------ Fragmento proporcionado
Fue también un mentor infatigabl­e. Ayudó a un buen puñado de escritores que comenzaban, que agradecían o no sus consejos, los encargos profesiona­les que procuraba, el ejemplo de una vocación que era todo orgullo y para nada vanidad. Formar parte de uno de los jurados literarios en los que ejercía su ecuanimida­d con un punto delicioso de malicia era un festín del espíritu. Hay cosas inolvidabl­es. Pasaba de la tortilla preceptiva al cigarrillo imprescind­ible y, con una sonrisa que venía de muy lejos para perdonarlo todo, alentaba esa dialéctica que los más jóvenes confunden con el dominio de la razón. Su memoria se remontaba a la poesía de Ausonio o a oscuros episodios de la épica medieval, discurrien­do sobre Barrés o las memorias de Zorrilla, con un lugar especial para la leyenda de Sherlock Holmes. El mentor era a su vez mandarín de un mundo editorial que era su Planeta. El traductor iba de Chateaubri­and a Stevenson.
------------
------ Datos de origen
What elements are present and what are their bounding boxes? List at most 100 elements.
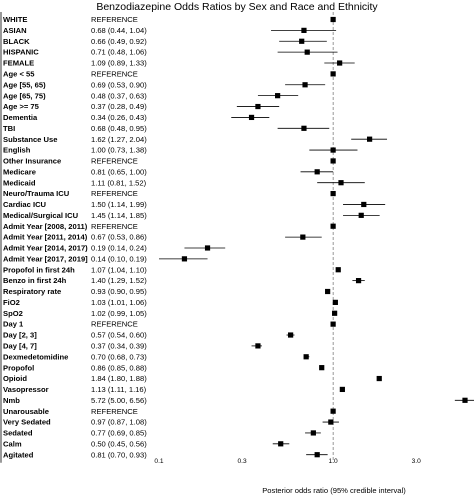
------------
* _Instrucciones de la tarea_: Reescribe como lista breve el párrafo del fragmento que comienza con «Fue también un mentor infatigable» y conserva sus datos principales. Básate únicamente en el fragmento.

* _Respuesta desarrollada_:
- Fue un mentor infatigable que ayudó a muchos escritores principiantes con consejos, encargos profesionales y el ejemplo de una vocación hecha de orgullo y no de vanidad.
- En los jurados literarios ejercía su ecuanimidad con un punto de malicia, y formar parte de ellos era un festín del espíritu.
- Pasaba de la tortilla al cigarrillo y, con una sonrisa que lo perdonaba todo, alentaba la dialéctica que los más jóvenes confunden con el dominio de la razón.
- Su memoria abarcaba la poesía de Ausonio, episodios oscuros de la épica medieval, Barrés y las memorias de Zorrilla, con un lugar especial para la leyenda de Sherlock Holmes.
- Era además mandarín de un mundo editorial que era su Planeta, y como traductor iba de Chateaubriand a Stevenson.